Exercise: Read the lines that follow and pick out every one containing the word "name".

Structured figure records:
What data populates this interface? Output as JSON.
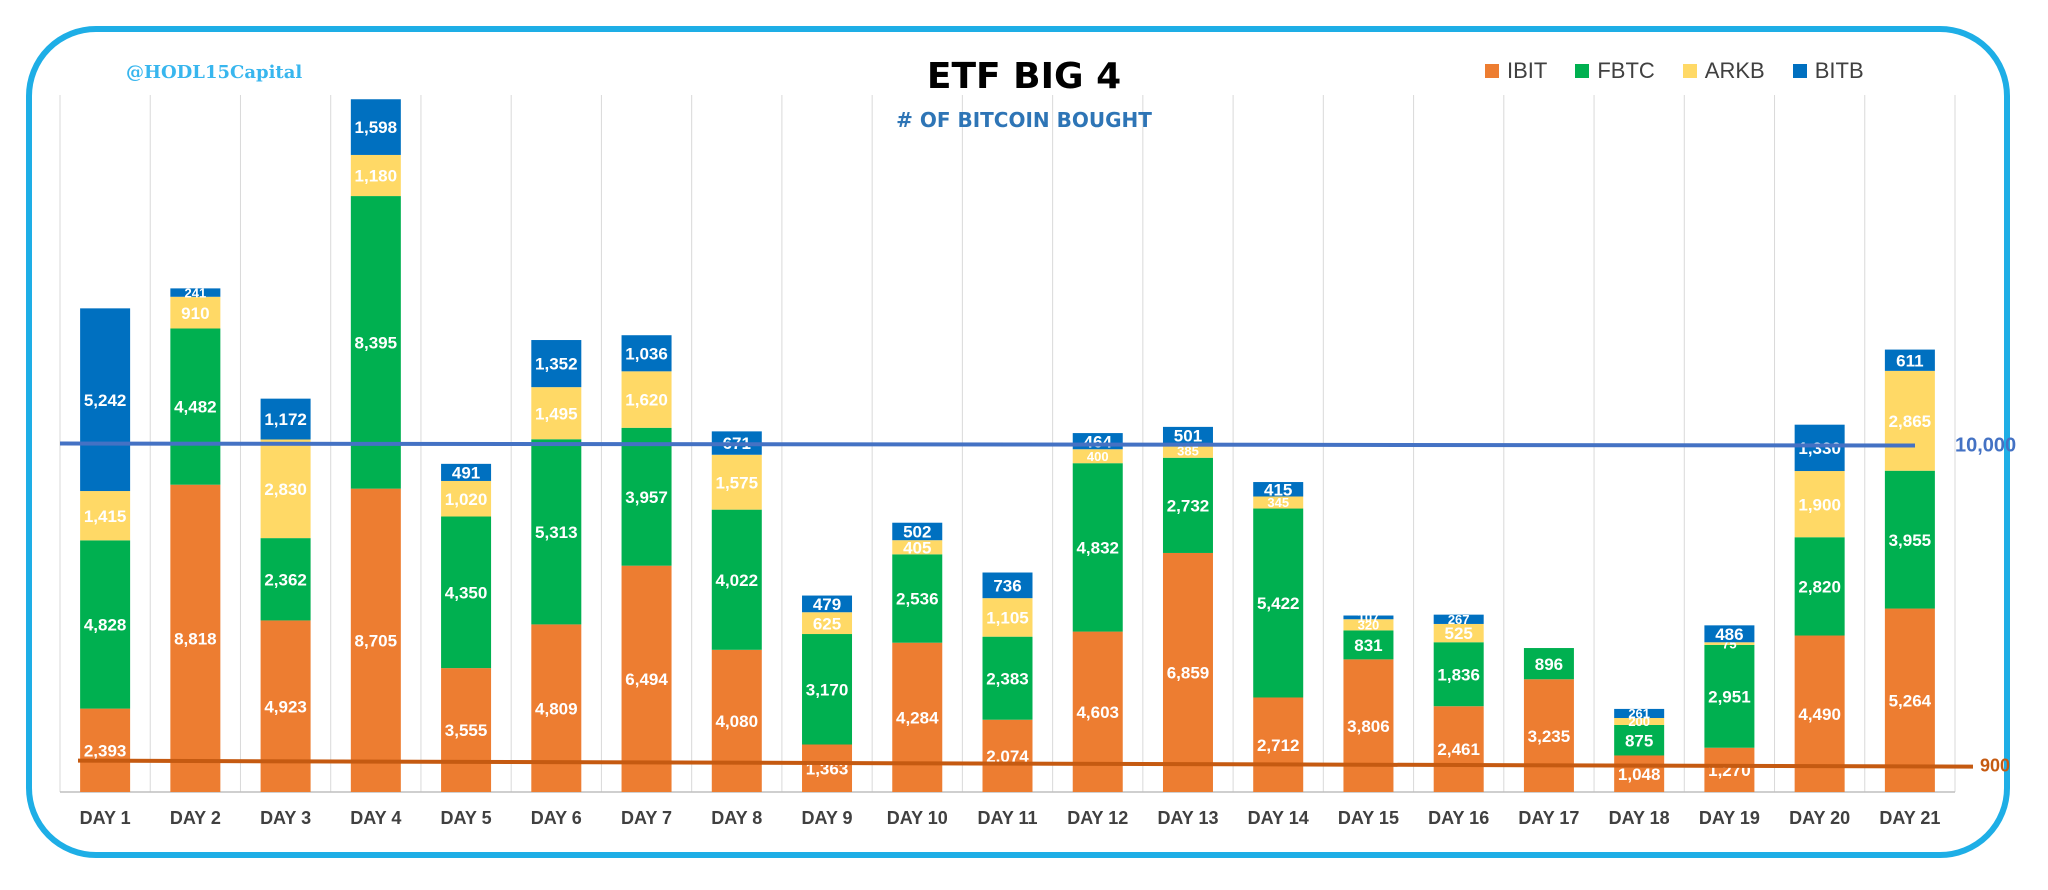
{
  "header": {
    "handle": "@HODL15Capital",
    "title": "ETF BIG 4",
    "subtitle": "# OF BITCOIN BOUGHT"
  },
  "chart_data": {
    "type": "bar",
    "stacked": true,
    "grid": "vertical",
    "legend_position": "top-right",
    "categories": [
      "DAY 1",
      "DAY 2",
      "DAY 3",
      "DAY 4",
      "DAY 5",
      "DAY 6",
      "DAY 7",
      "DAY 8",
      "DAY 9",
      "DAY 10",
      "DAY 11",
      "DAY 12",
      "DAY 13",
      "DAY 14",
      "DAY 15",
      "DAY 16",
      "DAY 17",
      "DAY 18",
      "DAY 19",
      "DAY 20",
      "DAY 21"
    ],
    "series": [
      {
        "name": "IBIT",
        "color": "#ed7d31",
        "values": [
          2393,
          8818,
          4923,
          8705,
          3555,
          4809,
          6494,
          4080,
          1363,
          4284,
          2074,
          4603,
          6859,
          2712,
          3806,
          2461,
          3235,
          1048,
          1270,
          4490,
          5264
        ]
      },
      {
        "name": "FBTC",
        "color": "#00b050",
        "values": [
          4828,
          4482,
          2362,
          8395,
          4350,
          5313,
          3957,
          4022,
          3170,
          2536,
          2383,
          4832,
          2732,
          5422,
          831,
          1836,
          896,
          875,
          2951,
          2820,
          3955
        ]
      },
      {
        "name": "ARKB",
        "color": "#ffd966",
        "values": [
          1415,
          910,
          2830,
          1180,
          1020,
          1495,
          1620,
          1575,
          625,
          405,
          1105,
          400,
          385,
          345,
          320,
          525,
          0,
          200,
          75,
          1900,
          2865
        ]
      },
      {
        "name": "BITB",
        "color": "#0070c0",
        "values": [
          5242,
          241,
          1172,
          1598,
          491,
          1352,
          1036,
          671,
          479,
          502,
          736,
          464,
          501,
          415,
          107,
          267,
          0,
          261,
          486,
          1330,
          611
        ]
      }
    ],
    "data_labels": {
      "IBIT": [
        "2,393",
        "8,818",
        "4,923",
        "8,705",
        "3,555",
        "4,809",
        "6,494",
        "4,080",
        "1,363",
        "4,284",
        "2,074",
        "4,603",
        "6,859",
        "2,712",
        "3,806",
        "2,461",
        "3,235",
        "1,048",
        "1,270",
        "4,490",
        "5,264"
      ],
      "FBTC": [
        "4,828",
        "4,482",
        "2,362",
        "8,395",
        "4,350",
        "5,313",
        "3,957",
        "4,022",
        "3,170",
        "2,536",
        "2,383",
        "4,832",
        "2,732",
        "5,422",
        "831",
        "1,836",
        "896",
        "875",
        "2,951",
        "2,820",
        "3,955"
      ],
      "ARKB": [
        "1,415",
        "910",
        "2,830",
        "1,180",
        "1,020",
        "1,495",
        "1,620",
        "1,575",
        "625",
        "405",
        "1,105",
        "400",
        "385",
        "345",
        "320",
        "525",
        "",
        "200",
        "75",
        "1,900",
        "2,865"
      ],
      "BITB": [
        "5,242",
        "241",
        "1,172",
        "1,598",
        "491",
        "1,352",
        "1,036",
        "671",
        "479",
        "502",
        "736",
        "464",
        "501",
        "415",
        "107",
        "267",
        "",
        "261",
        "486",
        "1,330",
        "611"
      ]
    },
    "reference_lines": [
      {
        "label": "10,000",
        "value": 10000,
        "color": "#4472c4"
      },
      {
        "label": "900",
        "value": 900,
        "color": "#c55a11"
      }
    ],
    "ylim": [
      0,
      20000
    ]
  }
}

Written solution:
        "name": "IBIT",
        "name": "FBTC",
        "name": "ARKB",
        "name": "BITB",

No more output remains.